__WHAT IS NEEDED__
Restate the records below word for word, and omit the images they hold.

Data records
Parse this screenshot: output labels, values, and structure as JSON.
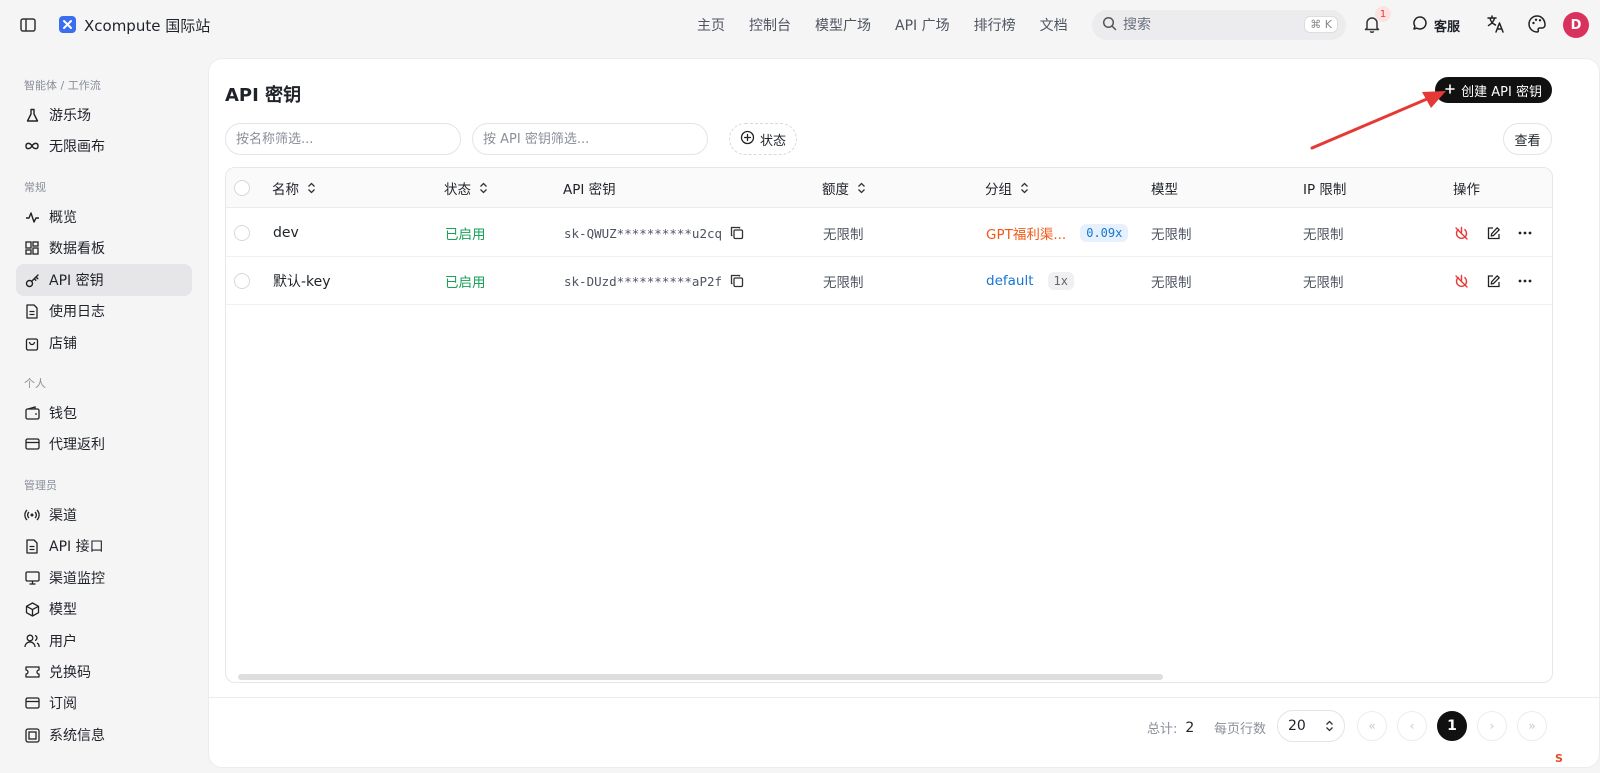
{
  "app": {
    "title": "Xcompute 国际站"
  },
  "topnav": [
    "主页",
    "控制台",
    "模型广场",
    "API 广场",
    "排行榜",
    "文档"
  ],
  "search": {
    "placeholder": "搜索",
    "shortcut": "⌘ K"
  },
  "notifications": {
    "count": "1"
  },
  "support_label": "客服",
  "avatar_initial": "D",
  "sidebar": {
    "sections": [
      {
        "title": "智能体 / 工作流",
        "items": [
          {
            "label": "游乐场",
            "icon": "flask-icon"
          },
          {
            "label": "无限画布",
            "icon": "infinity-icon"
          }
        ]
      },
      {
        "title": "常规",
        "items": [
          {
            "label": "概览",
            "icon": "activity-icon"
          },
          {
            "label": "数据看板",
            "icon": "dashboard-icon"
          },
          {
            "label": "API 密钥",
            "icon": "key-icon",
            "active": true
          },
          {
            "label": "使用日志",
            "icon": "document-icon"
          },
          {
            "label": "店铺",
            "icon": "bag-icon"
          }
        ]
      },
      {
        "title": "个人",
        "items": [
          {
            "label": "钱包",
            "icon": "wallet-icon"
          },
          {
            "label": "代理返利",
            "icon": "card-icon"
          }
        ]
      },
      {
        "title": "管理员",
        "items": [
          {
            "label": "渠道",
            "icon": "radio-icon"
          },
          {
            "label": "API 接口",
            "icon": "document-icon"
          },
          {
            "label": "渠道监控",
            "icon": "monitor-icon"
          },
          {
            "label": "模型",
            "icon": "cube-icon"
          },
          {
            "label": "用户",
            "icon": "users-icon"
          },
          {
            "label": "兑换码",
            "icon": "ticket-icon"
          },
          {
            "label": "订阅",
            "icon": "card-icon"
          },
          {
            "label": "系统信息",
            "icon": "server-icon"
          }
        ]
      }
    ]
  },
  "main": {
    "title": "API 密钥",
    "create_label": "创建 API 密钥",
    "filter_name_placeholder": "按名称筛选...",
    "filter_key_placeholder": "按 API 密钥筛选...",
    "status_filter_label": "状态",
    "view_label": "查看",
    "columns": {
      "name": "名称",
      "status": "状态",
      "key": "API 密钥",
      "quota": "额度",
      "group": "分组",
      "model": "模型",
      "ip": "IP 限制",
      "actions": "操作"
    },
    "rows": [
      {
        "name": "dev",
        "status": "已启用",
        "key": "sk-QWUZ**********u2cq",
        "quota": "无限制",
        "group": "GPT福利渠...",
        "ratio": "0.09x",
        "model": "无限制",
        "ip": "无限制"
      },
      {
        "name": "默认-key",
        "status": "已启用",
        "key": "sk-DUzd**********aP2f",
        "quota": "无限制",
        "group": "default",
        "ratio": "1x",
        "model": "无限制",
        "ip": "无限制"
      }
    ],
    "footer": {
      "total_label": "总计:",
      "total": "2",
      "per_page_label": "每页行数",
      "page_size": "20",
      "current_page": "1"
    }
  },
  "colors": {
    "accent": "#111111",
    "enabled": "#18a058",
    "group_orange": "#f05a16",
    "group_blue": "#1677d2",
    "avatar": "#d9325c",
    "annotation_arrow": "#e53935"
  }
}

__PROBLEM SOLUTION__
Parse this screenshot: output labels, values, and structure as JSON.
{
  "app": {
    "title": "Xcompute 国际站"
  },
  "topnav": [
    "主页",
    "控制台",
    "模型广场",
    "API 广场",
    "排行榜",
    "文档"
  ],
  "search": {
    "placeholder": "搜索",
    "shortcut": "⌘ K"
  },
  "notifications": {
    "count": "1"
  },
  "support_label": "客服",
  "avatar_initial": "D",
  "sidebar": {
    "sections": [
      {
        "title": "智能体 / 工作流",
        "items": [
          {
            "label": "游乐场",
            "icon": "flask-icon"
          },
          {
            "label": "无限画布",
            "icon": "infinity-icon"
          }
        ]
      },
      {
        "title": "常规",
        "items": [
          {
            "label": "概览",
            "icon": "activity-icon"
          },
          {
            "label": "数据看板",
            "icon": "dashboard-icon"
          },
          {
            "label": "API 密钥",
            "icon": "key-icon",
            "active": true
          },
          {
            "label": "使用日志",
            "icon": "document-icon"
          },
          {
            "label": "店铺",
            "icon": "bag-icon"
          }
        ]
      },
      {
        "title": "个人",
        "items": [
          {
            "label": "钱包",
            "icon": "wallet-icon"
          },
          {
            "label": "代理返利",
            "icon": "card-icon"
          }
        ]
      },
      {
        "title": "管理员",
        "items": [
          {
            "label": "渠道",
            "icon": "radio-icon"
          },
          {
            "label": "API 接口",
            "icon": "document-icon"
          },
          {
            "label": "渠道监控",
            "icon": "monitor-icon"
          },
          {
            "label": "模型",
            "icon": "cube-icon"
          },
          {
            "label": "用户",
            "icon": "users-icon"
          },
          {
            "label": "兑换码",
            "icon": "ticket-icon"
          },
          {
            "label": "订阅",
            "icon": "card-icon"
          },
          {
            "label": "系统信息",
            "icon": "server-icon"
          }
        ]
      }
    ]
  },
  "main": {
    "title": "API 密钥",
    "create_label": "创建 API 密钥",
    "filter_name_placeholder": "按名称筛选...",
    "filter_key_placeholder": "按 API 密钥筛选...",
    "status_filter_label": "状态",
    "view_label": "查看",
    "columns": {
      "name": "名称",
      "status": "状态",
      "key": "API 密钥",
      "quota": "额度",
      "group": "分组",
      "model": "模型",
      "ip": "IP 限制",
      "actions": "操作"
    },
    "rows": [
      {
        "name": "dev",
        "status": "已启用",
        "key": "sk-QWUZ**********u2cq",
        "quota": "无限制",
        "group": "GPT福利渠...",
        "ratio": "0.09x",
        "model": "无限制",
        "ip": "无限制"
      },
      {
        "name": "默认-key",
        "status": "已启用",
        "key": "sk-DUzd**********aP2f",
        "quota": "无限制",
        "group": "default",
        "ratio": "1x",
        "model": "无限制",
        "ip": "无限制"
      }
    ],
    "footer": {
      "total_label": "总计:",
      "total": "2",
      "per_page_label": "每页行数",
      "page_size": "20",
      "current_page": "1"
    }
  },
  "colors": {
    "accent": "#111111",
    "enabled": "#18a058",
    "group_orange": "#f05a16",
    "group_blue": "#1677d2",
    "avatar": "#d9325c",
    "annotation_arrow": "#e53935"
  }
}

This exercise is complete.